◆ **AIM OF THE EXERCISE**
Reproduce all of the material below line for line, omitting the pictures.

Records:
——

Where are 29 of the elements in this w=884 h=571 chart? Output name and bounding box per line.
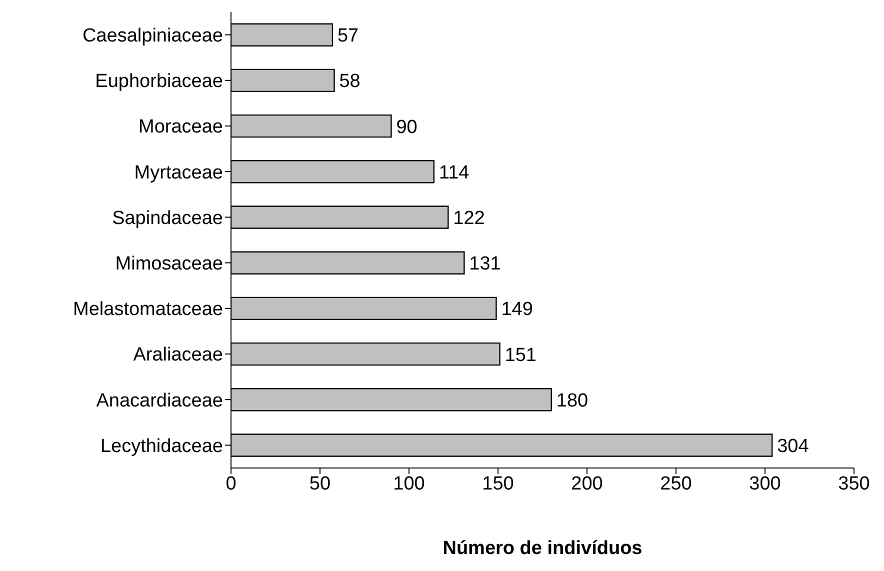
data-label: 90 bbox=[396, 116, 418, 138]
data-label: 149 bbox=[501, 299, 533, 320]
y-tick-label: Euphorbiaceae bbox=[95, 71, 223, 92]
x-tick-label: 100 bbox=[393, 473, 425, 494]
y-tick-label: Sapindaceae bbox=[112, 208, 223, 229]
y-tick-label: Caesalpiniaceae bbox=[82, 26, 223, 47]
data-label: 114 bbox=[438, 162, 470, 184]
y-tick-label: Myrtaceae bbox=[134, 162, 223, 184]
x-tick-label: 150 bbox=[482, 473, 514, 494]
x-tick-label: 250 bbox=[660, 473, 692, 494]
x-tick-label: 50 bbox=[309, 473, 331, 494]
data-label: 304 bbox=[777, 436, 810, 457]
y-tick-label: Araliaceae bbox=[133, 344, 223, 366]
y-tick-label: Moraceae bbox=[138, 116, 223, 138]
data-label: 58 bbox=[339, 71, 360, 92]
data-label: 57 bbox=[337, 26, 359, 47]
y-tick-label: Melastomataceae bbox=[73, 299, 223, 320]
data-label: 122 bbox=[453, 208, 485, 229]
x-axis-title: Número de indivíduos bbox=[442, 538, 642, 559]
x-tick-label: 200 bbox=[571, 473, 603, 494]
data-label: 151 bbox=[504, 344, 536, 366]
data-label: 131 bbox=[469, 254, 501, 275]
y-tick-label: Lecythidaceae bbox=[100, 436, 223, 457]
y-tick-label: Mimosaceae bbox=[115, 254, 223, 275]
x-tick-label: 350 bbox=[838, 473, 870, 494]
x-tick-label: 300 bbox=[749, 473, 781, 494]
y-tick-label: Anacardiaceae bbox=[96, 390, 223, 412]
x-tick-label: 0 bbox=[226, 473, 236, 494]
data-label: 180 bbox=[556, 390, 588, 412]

——

◆ **SOLUTION TO THIS PROBLEM**
Where are 29 of the elements in this w=884 h=571 chart? Output name and bounding box per line.
data-label: 90 bbox=[396, 116, 418, 138]
data-label: 149 bbox=[501, 299, 533, 320]
y-tick-label: Euphorbiaceae bbox=[95, 71, 223, 92]
x-tick-label: 100 bbox=[393, 473, 425, 494]
y-tick-label: Sapindaceae bbox=[112, 208, 223, 229]
y-tick-label: Caesalpiniaceae bbox=[82, 26, 223, 47]
data-label: 114 bbox=[438, 162, 470, 184]
y-tick-label: Myrtaceae bbox=[134, 162, 223, 184]
x-tick-label: 150 bbox=[482, 473, 514, 494]
x-tick-label: 250 bbox=[660, 473, 692, 494]
x-tick-label: 50 bbox=[309, 473, 331, 494]
data-label: 304 bbox=[777, 436, 810, 457]
y-tick-label: Araliaceae bbox=[133, 344, 223, 366]
y-tick-label: Moraceae bbox=[138, 116, 223, 138]
data-label: 58 bbox=[339, 71, 360, 92]
data-label: 57 bbox=[337, 26, 359, 47]
y-tick-label: Melastomataceae bbox=[73, 299, 223, 320]
data-label: 122 bbox=[453, 208, 485, 229]
x-axis-title: Número de indivíduos bbox=[442, 538, 642, 559]
x-tick-label: 200 bbox=[571, 473, 603, 494]
data-label: 151 bbox=[504, 344, 536, 366]
data-label: 131 bbox=[469, 254, 501, 275]
y-tick-label: Lecythidaceae bbox=[100, 436, 223, 457]
y-tick-label: Mimosaceae bbox=[115, 254, 223, 275]
x-tick-label: 350 bbox=[838, 473, 870, 494]
x-tick-label: 300 bbox=[749, 473, 781, 494]
y-tick-label: Anacardiaceae bbox=[96, 390, 223, 412]
x-tick-label: 0 bbox=[226, 473, 236, 494]
data-label: 180 bbox=[556, 390, 588, 412]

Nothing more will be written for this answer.